-- DATA SECTION --
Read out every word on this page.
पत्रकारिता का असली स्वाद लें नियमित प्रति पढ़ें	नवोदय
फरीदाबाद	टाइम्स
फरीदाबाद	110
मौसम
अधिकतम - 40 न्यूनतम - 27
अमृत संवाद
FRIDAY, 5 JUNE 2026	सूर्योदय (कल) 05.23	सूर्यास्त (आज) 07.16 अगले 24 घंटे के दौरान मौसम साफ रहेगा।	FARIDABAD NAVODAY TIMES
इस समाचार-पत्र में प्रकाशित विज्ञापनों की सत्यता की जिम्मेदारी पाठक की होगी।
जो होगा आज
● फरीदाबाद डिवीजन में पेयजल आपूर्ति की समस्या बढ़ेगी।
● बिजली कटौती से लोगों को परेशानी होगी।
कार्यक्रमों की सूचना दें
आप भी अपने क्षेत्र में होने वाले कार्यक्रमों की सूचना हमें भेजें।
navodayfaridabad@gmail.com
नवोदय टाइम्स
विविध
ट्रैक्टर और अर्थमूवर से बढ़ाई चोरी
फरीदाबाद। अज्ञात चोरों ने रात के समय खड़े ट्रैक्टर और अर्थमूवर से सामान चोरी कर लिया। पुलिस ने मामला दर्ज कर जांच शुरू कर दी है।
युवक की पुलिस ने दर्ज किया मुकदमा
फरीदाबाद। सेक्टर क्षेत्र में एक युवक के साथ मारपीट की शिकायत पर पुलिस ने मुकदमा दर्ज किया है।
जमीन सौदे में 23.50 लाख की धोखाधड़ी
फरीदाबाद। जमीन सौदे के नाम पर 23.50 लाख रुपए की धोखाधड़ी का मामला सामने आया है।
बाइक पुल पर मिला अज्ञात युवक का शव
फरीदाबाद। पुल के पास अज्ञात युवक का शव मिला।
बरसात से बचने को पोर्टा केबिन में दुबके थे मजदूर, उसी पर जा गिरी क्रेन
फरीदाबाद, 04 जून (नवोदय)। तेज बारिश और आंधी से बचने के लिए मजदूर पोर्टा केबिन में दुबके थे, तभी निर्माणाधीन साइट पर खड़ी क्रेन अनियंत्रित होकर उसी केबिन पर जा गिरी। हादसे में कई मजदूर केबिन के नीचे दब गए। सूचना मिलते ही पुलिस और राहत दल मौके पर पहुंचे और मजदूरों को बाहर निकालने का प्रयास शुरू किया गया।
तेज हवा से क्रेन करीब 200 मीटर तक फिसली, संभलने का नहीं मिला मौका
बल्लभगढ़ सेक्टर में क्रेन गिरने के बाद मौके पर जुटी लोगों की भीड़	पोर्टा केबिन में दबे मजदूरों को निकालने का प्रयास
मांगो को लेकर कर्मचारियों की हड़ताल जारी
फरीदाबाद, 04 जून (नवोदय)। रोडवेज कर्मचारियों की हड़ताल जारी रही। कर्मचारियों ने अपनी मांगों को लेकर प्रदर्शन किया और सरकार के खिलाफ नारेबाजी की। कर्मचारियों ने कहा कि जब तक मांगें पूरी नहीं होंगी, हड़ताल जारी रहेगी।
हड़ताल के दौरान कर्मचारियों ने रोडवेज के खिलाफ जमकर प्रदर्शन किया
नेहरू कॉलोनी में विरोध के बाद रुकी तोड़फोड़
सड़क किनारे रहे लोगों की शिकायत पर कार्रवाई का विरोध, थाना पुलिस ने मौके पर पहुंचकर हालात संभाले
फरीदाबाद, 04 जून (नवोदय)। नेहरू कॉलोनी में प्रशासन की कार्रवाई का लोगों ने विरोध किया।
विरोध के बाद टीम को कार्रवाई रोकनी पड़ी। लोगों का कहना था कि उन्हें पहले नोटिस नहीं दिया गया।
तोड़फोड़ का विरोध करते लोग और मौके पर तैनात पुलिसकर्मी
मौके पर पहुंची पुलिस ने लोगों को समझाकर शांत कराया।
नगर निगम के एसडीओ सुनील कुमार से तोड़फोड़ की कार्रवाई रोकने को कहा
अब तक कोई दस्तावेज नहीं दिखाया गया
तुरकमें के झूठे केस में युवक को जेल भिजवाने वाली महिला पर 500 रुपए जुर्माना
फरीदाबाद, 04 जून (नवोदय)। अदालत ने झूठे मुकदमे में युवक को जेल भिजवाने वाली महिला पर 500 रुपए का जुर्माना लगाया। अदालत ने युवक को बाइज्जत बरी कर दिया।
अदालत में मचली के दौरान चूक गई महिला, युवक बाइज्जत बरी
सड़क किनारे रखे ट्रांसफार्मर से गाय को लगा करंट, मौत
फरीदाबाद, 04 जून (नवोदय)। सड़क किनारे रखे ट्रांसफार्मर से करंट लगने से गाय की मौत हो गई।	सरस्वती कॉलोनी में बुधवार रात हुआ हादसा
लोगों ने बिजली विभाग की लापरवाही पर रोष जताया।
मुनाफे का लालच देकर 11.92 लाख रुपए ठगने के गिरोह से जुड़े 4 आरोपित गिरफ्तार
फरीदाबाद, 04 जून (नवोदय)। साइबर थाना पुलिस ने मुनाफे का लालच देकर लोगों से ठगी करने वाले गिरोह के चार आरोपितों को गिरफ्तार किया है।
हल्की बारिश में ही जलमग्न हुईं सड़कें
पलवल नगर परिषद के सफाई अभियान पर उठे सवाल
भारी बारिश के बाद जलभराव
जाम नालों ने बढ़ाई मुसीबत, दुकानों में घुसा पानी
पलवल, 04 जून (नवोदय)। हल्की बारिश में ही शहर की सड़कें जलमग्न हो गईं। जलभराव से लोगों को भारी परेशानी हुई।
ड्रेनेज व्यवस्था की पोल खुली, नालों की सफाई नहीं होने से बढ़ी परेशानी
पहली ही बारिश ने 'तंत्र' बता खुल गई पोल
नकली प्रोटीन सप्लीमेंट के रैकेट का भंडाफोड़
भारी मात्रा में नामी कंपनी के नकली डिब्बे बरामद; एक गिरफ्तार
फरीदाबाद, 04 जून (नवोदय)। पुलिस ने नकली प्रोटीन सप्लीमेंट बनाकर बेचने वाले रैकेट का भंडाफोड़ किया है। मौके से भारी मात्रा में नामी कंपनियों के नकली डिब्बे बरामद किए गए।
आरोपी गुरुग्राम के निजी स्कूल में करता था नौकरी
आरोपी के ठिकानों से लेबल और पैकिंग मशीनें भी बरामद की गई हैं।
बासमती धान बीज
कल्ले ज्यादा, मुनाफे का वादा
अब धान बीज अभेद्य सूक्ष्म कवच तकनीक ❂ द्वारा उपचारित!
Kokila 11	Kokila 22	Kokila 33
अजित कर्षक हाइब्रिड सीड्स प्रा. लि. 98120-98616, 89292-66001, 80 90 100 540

-- STATED TASK --
Search the listing for the string "पलवल". Copy each line where it turns up.

-- OUTPUT OF THE TASK --
पलवल नगर परिषद के सफाई अभियान पर उठे सवाल
पलवल, 04 जून (नवोदय)। हल्की बारिश में ही शहर की सड़कें जलमग्न हो गईं। जलभराव से लोगों को भारी परेशानी हुई।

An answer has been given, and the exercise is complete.